Chart and figure data
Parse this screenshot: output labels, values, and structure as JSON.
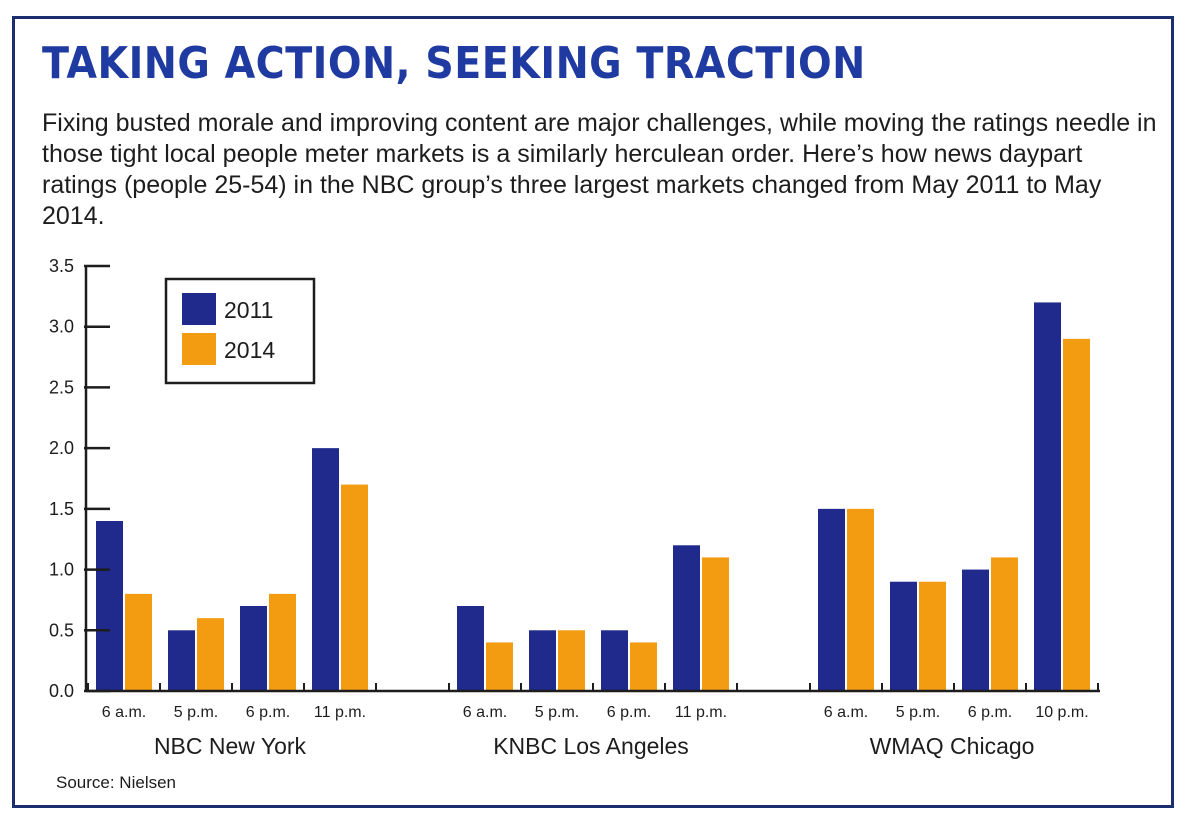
{
  "header": {
    "title": "TAKING ACTION, SEEKING TRACTION",
    "subtitle": "Fixing busted morale and improving content are major challenges, while moving the ratings needle in those tight local people meter markets is a similarly herculean order. Here’s how news daypart ratings (people 25-54) in the NBC group’s three largest markets changed from May 2011 to May 2014."
  },
  "footer": {
    "source": "Source: Nielsen"
  },
  "chart_data": {
    "type": "bar",
    "title": "TAKING ACTION, SEEKING TRACTION",
    "xlabel": "",
    "ylabel": "",
    "ylim": [
      0,
      3.5
    ],
    "yticks": [
      "0.0",
      "0.5",
      "1.0",
      "1.5",
      "2.0",
      "2.5",
      "3.0",
      "3.5"
    ],
    "grid": false,
    "legend": "top-left",
    "colors": {
      "2011": "#1f2a8c",
      "2014": "#f39c12"
    },
    "groups": [
      {
        "name": "NBC New York",
        "categories": [
          "6 a.m.",
          "5 p.m.",
          "6 p.m.",
          "11 p.m."
        ],
        "series": [
          {
            "name": "2011",
            "values": [
              1.4,
              0.5,
              0.7,
              2.0
            ]
          },
          {
            "name": "2014",
            "values": [
              0.8,
              0.6,
              0.8,
              1.7
            ]
          }
        ]
      },
      {
        "name": "KNBC Los Angeles",
        "categories": [
          "6 a.m.",
          "5 p.m.",
          "6 p.m.",
          "11 p.m."
        ],
        "series": [
          {
            "name": "2011",
            "values": [
              0.7,
              0.5,
              0.5,
              1.2
            ]
          },
          {
            "name": "2014",
            "values": [
              0.4,
              0.5,
              0.4,
              1.1
            ]
          }
        ]
      },
      {
        "name": "WMAQ Chicago",
        "categories": [
          "6 a.m.",
          "5 p.m.",
          "6 p.m.",
          "10 p.m."
        ],
        "series": [
          {
            "name": "2011",
            "values": [
              1.5,
              0.9,
              1.0,
              3.2
            ]
          },
          {
            "name": "2014",
            "values": [
              1.5,
              0.9,
              1.1,
              2.9
            ]
          }
        ]
      }
    ],
    "legend_entries": [
      "2011",
      "2014"
    ]
  }
}
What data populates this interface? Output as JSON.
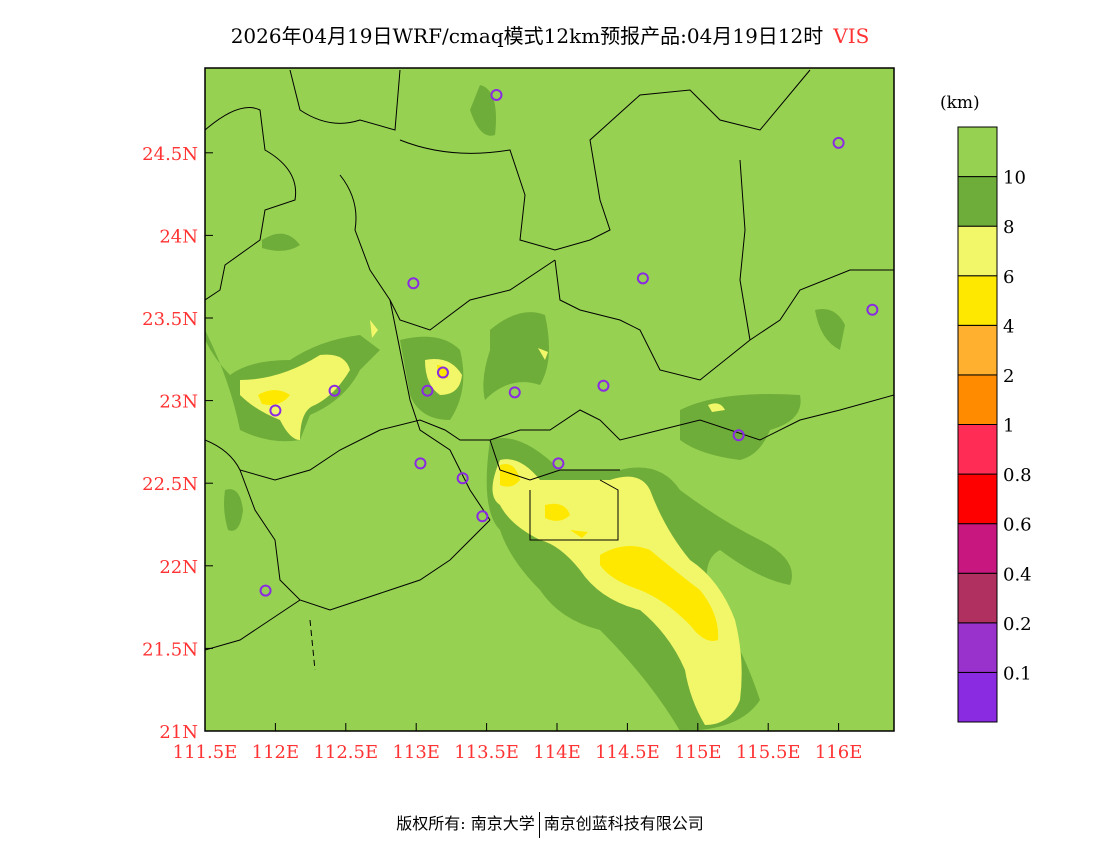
{
  "title": {
    "text": "2026年04月19日WRF/cmaq模式12km预报产品:04月19日12时",
    "variable": "VIS"
  },
  "colorbar": {
    "unit": "(km)",
    "colors": [
      "#8a2be2",
      "#9932cc",
      "#b03060",
      "#c8177e",
      "#ff0000",
      "#ff2d55",
      "#ff8c00",
      "#ffb02e",
      "#ffe800",
      "#f2f769",
      "#6fad3a",
      "#96d152"
    ],
    "labels": [
      "0.1",
      "0.2",
      "0.4",
      "0.6",
      "0.8",
      "1",
      "2",
      "4",
      "6",
      "8",
      "10"
    ]
  },
  "chart_data": {
    "type": "contour-map",
    "variable": "VIS",
    "xlim": [
      111.5,
      116.4
    ],
    "ylim": [
      21,
      25
    ],
    "x_ticks": [
      "111.5E",
      "112E",
      "112.5E",
      "113E",
      "113.5E",
      "114E",
      "114.5E",
      "115E",
      "115.5E",
      "116E"
    ],
    "y_ticks": [
      "21N",
      "21.5N",
      "22N",
      "22.5N",
      "23N",
      "23.5N",
      "24N",
      "24.5N"
    ],
    "stations": [
      [
        113.57,
        24.85
      ],
      [
        116.0,
        24.56
      ],
      [
        112.98,
        23.71
      ],
      [
        114.61,
        23.74
      ],
      [
        116.24,
        23.55
      ],
      [
        113.19,
        23.17
      ],
      [
        113.08,
        23.06
      ],
      [
        112.42,
        23.06
      ],
      [
        112.0,
        22.94
      ],
      [
        113.7,
        23.05
      ],
      [
        114.33,
        23.09
      ],
      [
        115.29,
        22.79
      ],
      [
        114.01,
        22.62
      ],
      [
        113.03,
        22.62
      ],
      [
        113.33,
        22.53
      ],
      [
        113.47,
        22.3
      ],
      [
        111.93,
        21.85
      ]
    ]
  },
  "footer": {
    "left": "版权所有: 南京大学",
    "right": "南京创蓝科技有限公司"
  }
}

Task brief => Repeat the records word for word. Any picture in them should be left out.

Solution to the exercise =>
Parse this screenshot: output labels, values, and structure as JSON.
{
  "header": {
    "title": "TAKING ACTION, SEEKING TRACTION",
    "subtitle": "Fixing busted morale and improving content are major challenges, while moving the ratings needle in those tight local people meter markets is a similarly herculean order. Here’s how news daypart ratings (people 25-54) in the NBC group’s three largest markets changed from May 2011 to May 2014."
  },
  "footer": {
    "source": "Source: Nielsen"
  },
  "chart_data": {
    "type": "bar",
    "title": "TAKING ACTION, SEEKING TRACTION",
    "xlabel": "",
    "ylabel": "",
    "ylim": [
      0,
      3.5
    ],
    "yticks": [
      "0.0",
      "0.5",
      "1.0",
      "1.5",
      "2.0",
      "2.5",
      "3.0",
      "3.5"
    ],
    "grid": false,
    "legend": "top-left",
    "colors": {
      "2011": "#1f2a8c",
      "2014": "#f39c12"
    },
    "groups": [
      {
        "name": "NBC New York",
        "categories": [
          "6 a.m.",
          "5 p.m.",
          "6 p.m.",
          "11 p.m."
        ],
        "series": [
          {
            "name": "2011",
            "values": [
              1.4,
              0.5,
              0.7,
              2.0
            ]
          },
          {
            "name": "2014",
            "values": [
              0.8,
              0.6,
              0.8,
              1.7
            ]
          }
        ]
      },
      {
        "name": "KNBC Los Angeles",
        "categories": [
          "6 a.m.",
          "5 p.m.",
          "6 p.m.",
          "11 p.m."
        ],
        "series": [
          {
            "name": "2011",
            "values": [
              0.7,
              0.5,
              0.5,
              1.2
            ]
          },
          {
            "name": "2014",
            "values": [
              0.4,
              0.5,
              0.4,
              1.1
            ]
          }
        ]
      },
      {
        "name": "WMAQ Chicago",
        "categories": [
          "6 a.m.",
          "5 p.m.",
          "6 p.m.",
          "10 p.m."
        ],
        "series": [
          {
            "name": "2011",
            "values": [
              1.5,
              0.9,
              1.0,
              3.2
            ]
          },
          {
            "name": "2014",
            "values": [
              1.5,
              0.9,
              1.1,
              2.9
            ]
          }
        ]
      }
    ],
    "legend_entries": [
      "2011",
      "2014"
    ]
  }
}
What data populates this interface? Output as JSON.
{
  "title": {
    "text": "2026年04月19日WRF/cmaq模式12km预报产品:04月19日12时",
    "variable": "VIS"
  },
  "colorbar": {
    "unit": "(km)",
    "colors": [
      "#8a2be2",
      "#9932cc",
      "#b03060",
      "#c8177e",
      "#ff0000",
      "#ff2d55",
      "#ff8c00",
      "#ffb02e",
      "#ffe800",
      "#f2f769",
      "#6fad3a",
      "#96d152"
    ],
    "labels": [
      "0.1",
      "0.2",
      "0.4",
      "0.6",
      "0.8",
      "1",
      "2",
      "4",
      "6",
      "8",
      "10"
    ]
  },
  "chart_data": {
    "type": "contour-map",
    "variable": "VIS",
    "xlim": [
      111.5,
      116.4
    ],
    "ylim": [
      21,
      25
    ],
    "x_ticks": [
      "111.5E",
      "112E",
      "112.5E",
      "113E",
      "113.5E",
      "114E",
      "114.5E",
      "115E",
      "115.5E",
      "116E"
    ],
    "y_ticks": [
      "21N",
      "21.5N",
      "22N",
      "22.5N",
      "23N",
      "23.5N",
      "24N",
      "24.5N"
    ],
    "stations": [
      [
        113.57,
        24.85
      ],
      [
        116.0,
        24.56
      ],
      [
        112.98,
        23.71
      ],
      [
        114.61,
        23.74
      ],
      [
        116.24,
        23.55
      ],
      [
        113.19,
        23.17
      ],
      [
        113.08,
        23.06
      ],
      [
        112.42,
        23.06
      ],
      [
        112.0,
        22.94
      ],
      [
        113.7,
        23.05
      ],
      [
        114.33,
        23.09
      ],
      [
        115.29,
        22.79
      ],
      [
        114.01,
        22.62
      ],
      [
        113.03,
        22.62
      ],
      [
        113.33,
        22.53
      ],
      [
        113.47,
        22.3
      ],
      [
        111.93,
        21.85
      ]
    ]
  },
  "footer": {
    "left": "版权所有: 南京大学",
    "right": "南京创蓝科技有限公司"
  }
}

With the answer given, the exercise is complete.